Exercise inputs:
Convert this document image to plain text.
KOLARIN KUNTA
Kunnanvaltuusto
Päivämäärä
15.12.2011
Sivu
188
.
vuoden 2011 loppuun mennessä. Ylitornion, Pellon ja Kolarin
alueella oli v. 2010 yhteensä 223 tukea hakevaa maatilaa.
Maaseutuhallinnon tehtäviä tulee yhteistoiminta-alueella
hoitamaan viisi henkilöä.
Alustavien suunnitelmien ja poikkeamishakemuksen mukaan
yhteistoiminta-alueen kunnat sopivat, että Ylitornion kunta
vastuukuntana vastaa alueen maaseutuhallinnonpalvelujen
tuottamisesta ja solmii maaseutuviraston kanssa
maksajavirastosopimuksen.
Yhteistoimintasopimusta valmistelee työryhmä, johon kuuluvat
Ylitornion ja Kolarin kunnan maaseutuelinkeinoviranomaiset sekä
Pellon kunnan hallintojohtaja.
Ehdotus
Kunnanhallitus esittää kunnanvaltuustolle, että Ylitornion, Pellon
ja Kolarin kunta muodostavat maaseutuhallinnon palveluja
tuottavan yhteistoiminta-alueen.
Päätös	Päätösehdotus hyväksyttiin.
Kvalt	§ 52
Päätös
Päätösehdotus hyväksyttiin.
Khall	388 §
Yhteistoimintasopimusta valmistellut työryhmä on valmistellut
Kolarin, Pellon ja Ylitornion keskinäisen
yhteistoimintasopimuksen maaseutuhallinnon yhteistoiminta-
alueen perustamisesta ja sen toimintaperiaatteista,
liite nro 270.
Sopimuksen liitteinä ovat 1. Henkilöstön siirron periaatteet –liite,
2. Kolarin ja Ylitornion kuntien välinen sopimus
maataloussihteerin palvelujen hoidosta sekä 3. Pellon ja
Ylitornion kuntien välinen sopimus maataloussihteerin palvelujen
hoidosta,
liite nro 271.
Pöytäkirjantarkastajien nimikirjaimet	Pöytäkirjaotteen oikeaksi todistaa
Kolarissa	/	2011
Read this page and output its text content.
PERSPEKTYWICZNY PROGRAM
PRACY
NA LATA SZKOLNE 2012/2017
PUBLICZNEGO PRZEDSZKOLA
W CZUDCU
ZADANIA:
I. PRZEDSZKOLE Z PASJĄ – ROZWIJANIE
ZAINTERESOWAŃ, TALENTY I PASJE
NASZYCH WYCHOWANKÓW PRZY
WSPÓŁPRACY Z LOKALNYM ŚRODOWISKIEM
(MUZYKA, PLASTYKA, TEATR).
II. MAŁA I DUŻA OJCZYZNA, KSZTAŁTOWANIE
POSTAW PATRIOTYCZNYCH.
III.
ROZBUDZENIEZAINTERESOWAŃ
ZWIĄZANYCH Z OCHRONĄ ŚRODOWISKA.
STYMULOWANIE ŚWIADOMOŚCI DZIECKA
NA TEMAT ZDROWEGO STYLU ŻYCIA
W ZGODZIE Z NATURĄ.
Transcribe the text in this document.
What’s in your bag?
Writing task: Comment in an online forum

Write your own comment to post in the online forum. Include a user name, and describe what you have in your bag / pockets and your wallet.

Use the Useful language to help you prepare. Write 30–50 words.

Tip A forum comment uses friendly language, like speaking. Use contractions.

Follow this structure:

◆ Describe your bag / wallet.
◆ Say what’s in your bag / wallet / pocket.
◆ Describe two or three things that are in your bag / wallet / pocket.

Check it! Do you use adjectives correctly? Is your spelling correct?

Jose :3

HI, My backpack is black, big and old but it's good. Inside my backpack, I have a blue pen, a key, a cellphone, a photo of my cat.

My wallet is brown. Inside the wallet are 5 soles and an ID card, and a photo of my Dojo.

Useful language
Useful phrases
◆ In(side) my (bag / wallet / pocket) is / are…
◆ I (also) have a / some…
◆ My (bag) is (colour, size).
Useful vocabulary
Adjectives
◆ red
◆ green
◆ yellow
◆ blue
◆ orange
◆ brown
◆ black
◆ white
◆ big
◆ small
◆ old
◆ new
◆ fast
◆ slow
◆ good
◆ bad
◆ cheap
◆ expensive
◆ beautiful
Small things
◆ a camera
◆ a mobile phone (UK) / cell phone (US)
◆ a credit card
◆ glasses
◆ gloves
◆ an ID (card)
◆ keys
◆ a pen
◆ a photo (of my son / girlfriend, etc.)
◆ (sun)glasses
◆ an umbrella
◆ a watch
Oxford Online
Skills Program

What to work on: Look through the records and gather each line with the word "brown".

Completed task:
My wallet is brown. Inside the wallet are 5 soles and an ID card, and a photo of my Dojo.
◆ brown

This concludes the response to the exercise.